::: DATA IN THIS EXERCISE :::

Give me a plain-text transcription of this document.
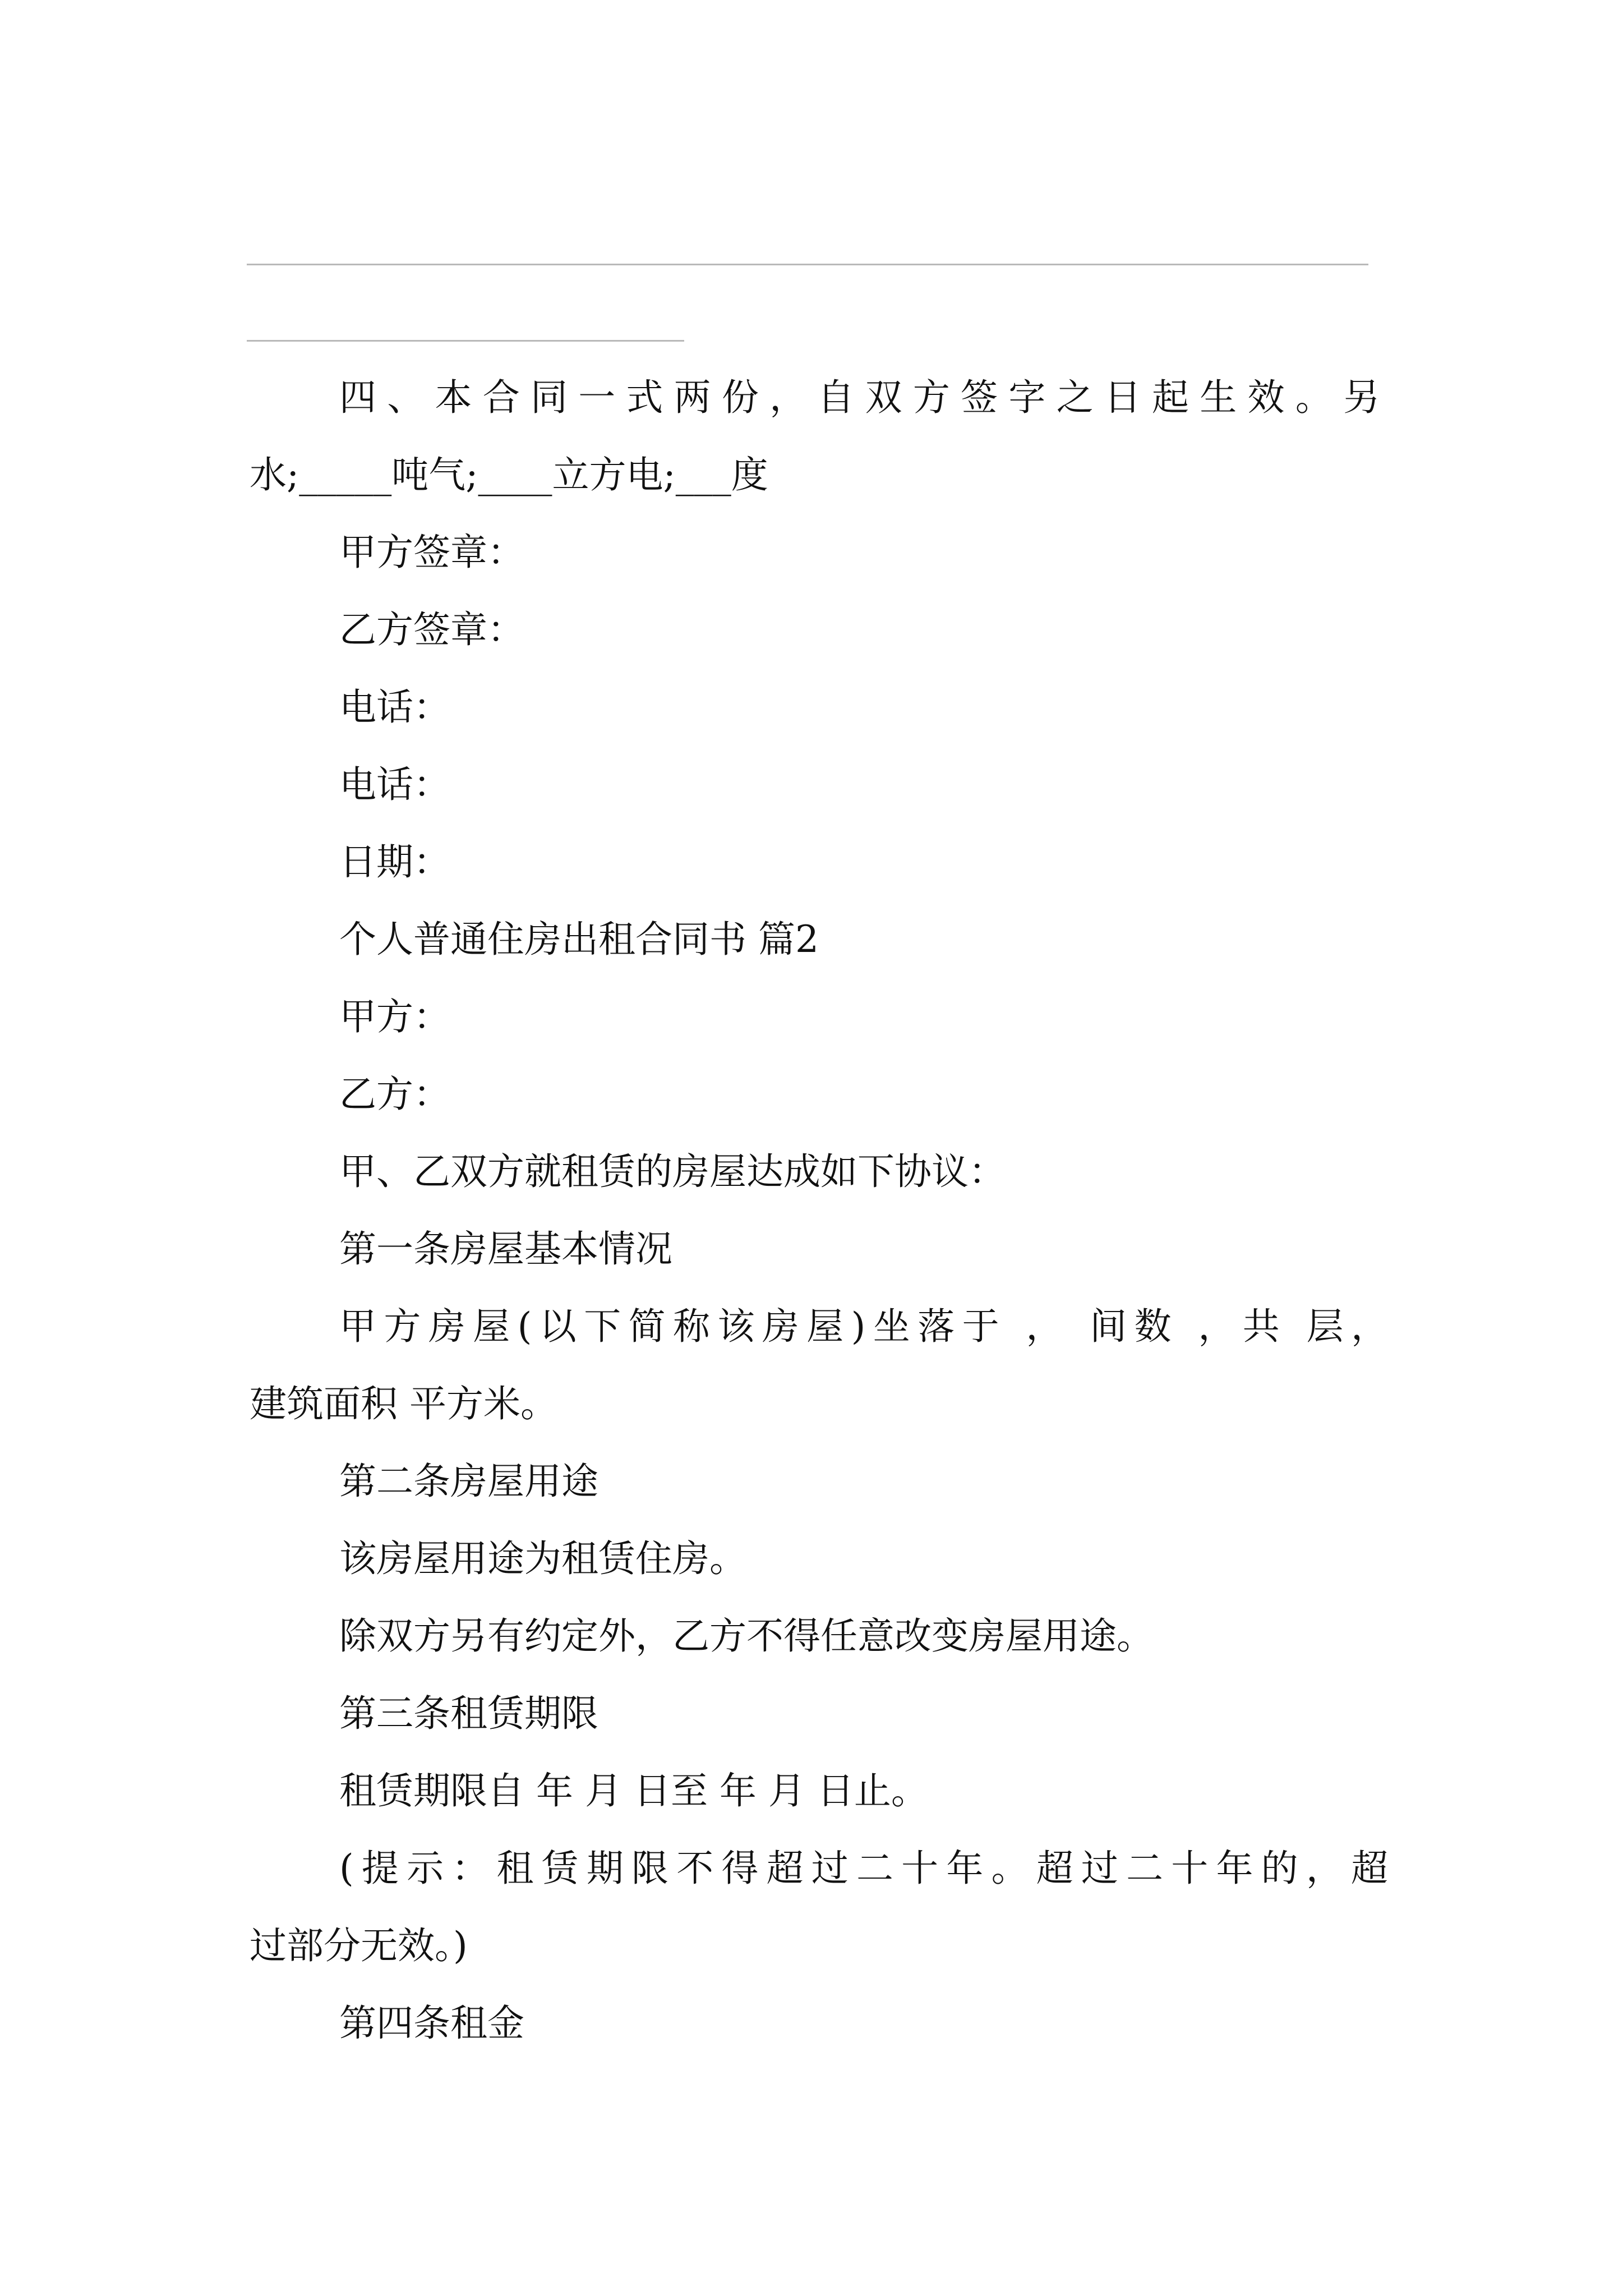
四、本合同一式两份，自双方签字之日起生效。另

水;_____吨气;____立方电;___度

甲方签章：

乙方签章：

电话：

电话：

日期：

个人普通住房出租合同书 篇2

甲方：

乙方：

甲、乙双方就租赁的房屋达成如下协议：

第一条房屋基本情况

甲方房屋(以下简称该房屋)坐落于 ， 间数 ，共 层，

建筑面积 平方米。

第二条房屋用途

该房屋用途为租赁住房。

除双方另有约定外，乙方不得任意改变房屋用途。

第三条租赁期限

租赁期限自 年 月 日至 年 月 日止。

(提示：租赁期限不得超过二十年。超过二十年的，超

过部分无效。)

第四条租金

:::

**WHAT NEEDS TO BE DONE**
Write out every entry again word for word, without any of the pictures.

**SOLUTION**
Give me a plain-text transcription of this document.
四、本合同一式两份，自双方签字之日起生效。另

水;_____吨气;____立方电;___度

甲方签章：

乙方签章：

电话：

电话：

日期：

个人普通住房出租合同书 篇2

甲方：

乙方：

甲、乙双方就租赁的房屋达成如下协议：

第一条房屋基本情况

甲方房屋(以下简称该房屋)坐落于 ， 间数 ，共 层，

建筑面积 平方米。

第二条房屋用途

该房屋用途为租赁住房。

除双方另有约定外，乙方不得任意改变房屋用途。

第三条租赁期限

租赁期限自 年 月 日至 年 月 日止。

(提示：租赁期限不得超过二十年。超过二十年的，超

过部分无效。)

第四条租金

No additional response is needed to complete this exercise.